Given task — Return the records that follow, matching each one exactly.

Data to process —
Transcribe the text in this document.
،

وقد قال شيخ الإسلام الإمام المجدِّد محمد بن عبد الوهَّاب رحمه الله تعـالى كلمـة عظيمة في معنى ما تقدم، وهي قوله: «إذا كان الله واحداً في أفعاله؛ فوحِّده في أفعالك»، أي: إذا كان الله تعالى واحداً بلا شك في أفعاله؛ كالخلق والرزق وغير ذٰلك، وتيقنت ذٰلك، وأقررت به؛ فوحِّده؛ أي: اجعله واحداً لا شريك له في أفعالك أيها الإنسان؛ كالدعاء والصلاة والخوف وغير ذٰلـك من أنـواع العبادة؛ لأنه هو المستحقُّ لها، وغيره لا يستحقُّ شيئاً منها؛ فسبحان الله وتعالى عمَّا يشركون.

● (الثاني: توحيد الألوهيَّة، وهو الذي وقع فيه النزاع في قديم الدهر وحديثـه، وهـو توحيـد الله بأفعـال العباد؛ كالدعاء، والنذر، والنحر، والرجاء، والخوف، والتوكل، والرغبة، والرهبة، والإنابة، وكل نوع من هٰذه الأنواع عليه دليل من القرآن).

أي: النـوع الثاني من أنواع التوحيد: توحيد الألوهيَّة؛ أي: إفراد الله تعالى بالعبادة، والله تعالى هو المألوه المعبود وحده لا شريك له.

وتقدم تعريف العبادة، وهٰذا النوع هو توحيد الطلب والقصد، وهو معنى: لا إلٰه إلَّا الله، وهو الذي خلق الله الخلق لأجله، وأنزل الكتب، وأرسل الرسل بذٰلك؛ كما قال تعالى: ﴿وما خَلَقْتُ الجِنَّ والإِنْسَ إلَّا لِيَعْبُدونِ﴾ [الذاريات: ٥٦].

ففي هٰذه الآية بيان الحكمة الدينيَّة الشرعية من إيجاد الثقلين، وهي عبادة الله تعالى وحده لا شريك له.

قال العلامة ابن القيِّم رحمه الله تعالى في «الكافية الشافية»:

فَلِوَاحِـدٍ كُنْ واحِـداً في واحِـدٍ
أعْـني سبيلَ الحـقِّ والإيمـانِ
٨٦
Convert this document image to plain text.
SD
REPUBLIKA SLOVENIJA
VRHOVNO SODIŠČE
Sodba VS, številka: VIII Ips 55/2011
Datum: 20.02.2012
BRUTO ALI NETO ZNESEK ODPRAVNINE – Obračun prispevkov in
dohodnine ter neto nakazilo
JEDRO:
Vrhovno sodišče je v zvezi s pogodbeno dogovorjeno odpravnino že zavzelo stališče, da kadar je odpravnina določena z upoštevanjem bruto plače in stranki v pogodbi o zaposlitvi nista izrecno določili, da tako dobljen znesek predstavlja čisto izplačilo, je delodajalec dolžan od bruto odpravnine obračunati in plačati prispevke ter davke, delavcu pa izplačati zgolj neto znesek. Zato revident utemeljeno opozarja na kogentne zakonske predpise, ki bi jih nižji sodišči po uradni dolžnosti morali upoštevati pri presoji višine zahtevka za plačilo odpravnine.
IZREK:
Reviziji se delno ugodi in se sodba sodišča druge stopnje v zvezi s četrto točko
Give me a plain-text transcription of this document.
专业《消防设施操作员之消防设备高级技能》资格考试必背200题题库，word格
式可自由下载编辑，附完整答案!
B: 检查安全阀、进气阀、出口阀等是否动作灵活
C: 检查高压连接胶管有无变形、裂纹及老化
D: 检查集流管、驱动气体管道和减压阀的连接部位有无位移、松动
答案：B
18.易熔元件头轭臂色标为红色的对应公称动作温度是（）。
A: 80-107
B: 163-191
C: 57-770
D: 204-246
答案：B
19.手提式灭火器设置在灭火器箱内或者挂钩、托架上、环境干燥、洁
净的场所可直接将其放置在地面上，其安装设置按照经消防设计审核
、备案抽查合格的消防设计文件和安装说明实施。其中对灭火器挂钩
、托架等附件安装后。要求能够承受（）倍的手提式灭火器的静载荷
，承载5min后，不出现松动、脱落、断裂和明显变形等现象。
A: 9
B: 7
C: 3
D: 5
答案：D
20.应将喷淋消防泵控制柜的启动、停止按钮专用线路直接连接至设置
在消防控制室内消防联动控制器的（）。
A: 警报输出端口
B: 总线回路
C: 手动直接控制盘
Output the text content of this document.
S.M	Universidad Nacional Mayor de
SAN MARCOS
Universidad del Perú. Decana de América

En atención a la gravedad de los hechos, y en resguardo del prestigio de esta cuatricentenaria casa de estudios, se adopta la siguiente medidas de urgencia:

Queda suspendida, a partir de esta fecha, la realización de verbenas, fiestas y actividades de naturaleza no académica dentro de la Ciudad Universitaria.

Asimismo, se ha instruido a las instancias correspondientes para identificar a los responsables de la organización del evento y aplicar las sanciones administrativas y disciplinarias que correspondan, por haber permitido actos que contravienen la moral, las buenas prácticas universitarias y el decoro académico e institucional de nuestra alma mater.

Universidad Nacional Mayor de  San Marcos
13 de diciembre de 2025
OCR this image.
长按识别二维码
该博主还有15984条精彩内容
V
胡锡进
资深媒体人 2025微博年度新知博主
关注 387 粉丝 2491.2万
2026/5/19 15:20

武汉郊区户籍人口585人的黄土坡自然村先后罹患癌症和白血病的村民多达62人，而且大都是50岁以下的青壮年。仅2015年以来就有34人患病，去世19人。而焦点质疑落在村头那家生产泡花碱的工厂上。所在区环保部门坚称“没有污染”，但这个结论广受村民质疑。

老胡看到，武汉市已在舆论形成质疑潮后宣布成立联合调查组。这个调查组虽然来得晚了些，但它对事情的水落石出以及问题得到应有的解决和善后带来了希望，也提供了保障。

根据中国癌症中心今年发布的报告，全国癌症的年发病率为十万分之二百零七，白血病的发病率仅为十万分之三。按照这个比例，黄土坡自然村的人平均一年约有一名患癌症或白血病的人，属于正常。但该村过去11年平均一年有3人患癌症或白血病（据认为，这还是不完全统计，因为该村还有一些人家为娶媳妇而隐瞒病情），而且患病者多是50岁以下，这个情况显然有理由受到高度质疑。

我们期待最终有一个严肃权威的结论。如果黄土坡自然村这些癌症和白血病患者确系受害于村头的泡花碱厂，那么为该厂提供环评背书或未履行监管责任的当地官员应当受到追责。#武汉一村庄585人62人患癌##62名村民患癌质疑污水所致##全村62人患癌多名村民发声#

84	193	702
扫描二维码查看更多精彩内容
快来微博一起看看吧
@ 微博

Written reply —
Transcribe the text in this document.
،

وقد قال شيخ الإسلام الإمام المجدِّد محمد بن عبد الوهَّاب رحمه الله تعـالى كلمـة عظيمة في معنى ما تقدم، وهي قوله: «إذا كان الله واحداً في أفعاله؛ فوحِّده في أفعالك»، أي: إذا كان الله تعالى واحداً بلا شك في أفعاله؛ كالخلق والرزق وغير ذٰلك، وتيقنت ذٰلك، وأقررت به؛ فوحِّده؛ أي: اجعله واحداً لا شريك له في أفعالك أيها الإنسان؛ كالدعاء والصلاة والخوف وغير ذٰلـك من أنـواع العبادة؛ لأنه هو المستحقُّ لها، وغيره لا يستحقُّ شيئاً منها؛ فسبحان الله وتعالى عمَّا يشركون.

● (الثاني: توحيد الألوهيَّة، وهو الذي وقع فيه النزاع في قديم الدهر وحديثـه، وهـو توحيـد الله بأفعـال العباد؛ كالدعاء، والنذر، والنحر، والرجاء، والخوف، والتوكل، والرغبة، والرهبة، والإنابة، وكل نوع من هٰذه الأنواع عليه دليل من القرآن).

أي: النـوع الثاني من أنواع التوحيد: توحيد الألوهيَّة؛ أي: إفراد الله تعالى بالعبادة، والله تعالى هو المألوه المعبود وحده لا شريك له.

وتقدم تعريف العبادة، وهٰذا النوع هو توحيد الطلب والقصد، وهو معنى: لا إلٰه إلَّا الله، وهو الذي خلق الله الخلق لأجله، وأنزل الكتب، وأرسل الرسل بذٰلك؛ كما قال تعالى: ﴿وما خَلَقْتُ الجِنَّ والإِنْسَ إلَّا لِيَعْبُدونِ﴾ [الذاريات: ٥٦].

ففي هٰذه الآية بيان الحكمة الدينيَّة الشرعية من إيجاد الثقلين، وهي عبادة الله تعالى وحده لا شريك له.

قال العلامة ابن القيِّم رحمه الله تعالى في «الكافية الشافية»:

فَلِوَاحِـدٍ كُنْ واحِـداً في واحِـدٍ
أعْـني سبيلَ الحـقِّ والإيمـانِ
٨٦
Convert this document image to plain text.
SD
REPUBLIKA SLOVENIJA
VRHOVNO SODIŠČE
Sodba VS, številka: VIII Ips 55/2011
Datum: 20.02.2012
BRUTO ALI NETO ZNESEK ODPRAVNINE – Obračun prispevkov in
dohodnine ter neto nakazilo
JEDRO:
Vrhovno sodišče je v zvezi s pogodbeno dogovorjeno odpravnino že zavzelo stališče, da kadar je odpravnina določena z upoštevanjem bruto plače in stranki v pogodbi o zaposlitvi nista izrecno določili, da tako dobljen znesek predstavlja čisto izplačilo, je delodajalec dolžan od bruto odpravnine obračunati in plačati prispevke ter davke, delavcu pa izplačati zgolj neto znesek. Zato revident utemeljeno opozarja na kogentne zakonske predpise, ki bi jih nižji sodišči po uradni dolžnosti morali upoštevati pri presoji višine zahtevka za plačilo odpravnine.
IZREK:
Reviziji se delno ugodi in se sodba sodišča druge stopnje v zvezi s četrto točko
Give me a plain-text transcription of this document.
专业《消防设施操作员之消防设备高级技能》资格考试必背200题题库，word格
式可自由下载编辑，附完整答案!
B: 检查安全阀、进气阀、出口阀等是否动作灵活
C: 检查高压连接胶管有无变形、裂纹及老化
D: 检查集流管、驱动气体管道和减压阀的连接部位有无位移、松动
答案：B
18.易熔元件头轭臂色标为红色的对应公称动作温度是（）。
A: 80-107
B: 163-191
C: 57-770
D: 204-246
答案：B
19.手提式灭火器设置在灭火器箱内或者挂钩、托架上、环境干燥、洁
净的场所可直接将其放置在地面上，其安装设置按照经消防设计审核
、备案抽查合格的消防设计文件和安装说明实施。其中对灭火器挂钩
、托架等附件安装后。要求能够承受（）倍的手提式灭火器的静载荷
，承载5min后，不出现松动、脱落、断裂和明显变形等现象。
A: 9
B: 7
C: 3
D: 5
答案：D
20.应将喷淋消防泵控制柜的启动、停止按钮专用线路直接连接至设置
在消防控制室内消防联动控制器的（）。
A: 警报输出端口
B: 总线回路
C: 手动直接控制盘
Output the text content of this document.
S.M	Universidad Nacional Mayor de
SAN MARCOS
Universidad del Perú. Decana de América

En atención a la gravedad de los hechos, y en resguardo del prestigio de esta cuatricentenaria casa de estudios, se adopta la siguiente medidas de urgencia:

Queda suspendida, a partir de esta fecha, la realización de verbenas, fiestas y actividades de naturaleza no académica dentro de la Ciudad Universitaria.

Asimismo, se ha instruido a las instancias correspondientes para identificar a los responsables de la organización del evento y aplicar las sanciones administrativas y disciplinarias que correspondan, por haber permitido actos que contravienen la moral, las buenas prácticas universitarias y el decoro académico e institucional de nuestra alma mater.

Universidad Nacional Mayor de  San Marcos
13 de diciembre de 2025
OCR this image.
长按识别二维码
该博主还有15984条精彩内容
V
胡锡进
资深媒体人 2025微博年度新知博主
关注 387 粉丝 2491.2万
2026/5/19 15:20

武汉郊区户籍人口585人的黄土坡自然村先后罹患癌症和白血病的村民多达62人，而且大都是50岁以下的青壮年。仅2015年以来就有34人患病，去世19人。而焦点质疑落在村头那家生产泡花碱的工厂上。所在区环保部门坚称“没有污染”，但这个结论广受村民质疑。

老胡看到，武汉市已在舆论形成质疑潮后宣布成立联合调查组。这个调查组虽然来得晚了些，但它对事情的水落石出以及问题得到应有的解决和善后带来了希望，也提供了保障。

根据中国癌症中心今年发布的报告，全国癌症的年发病率为十万分之二百零七，白血病的发病率仅为十万分之三。按照这个比例，黄土坡自然村的人平均一年约有一名患癌症或白血病的人，属于正常。但该村过去11年平均一年有3人患癌症或白血病（据认为，这还是不完全统计，因为该村还有一些人家为娶媳妇而隐瞒病情），而且患病者多是50岁以下，这个情况显然有理由受到高度质疑。

我们期待最终有一个严肃权威的结论。如果黄土坡自然村这些癌症和白血病患者确系受害于村头的泡花碱厂，那么为该厂提供环评背书或未履行监管责任的当地官员应当受到追责。#武汉一村庄585人62人患癌##62名村民患癌质疑污水所致##全村62人患癌多名村民发声#

84	193	702
扫描二维码查看更多精彩内容
快来微博一起看看吧
@ 微博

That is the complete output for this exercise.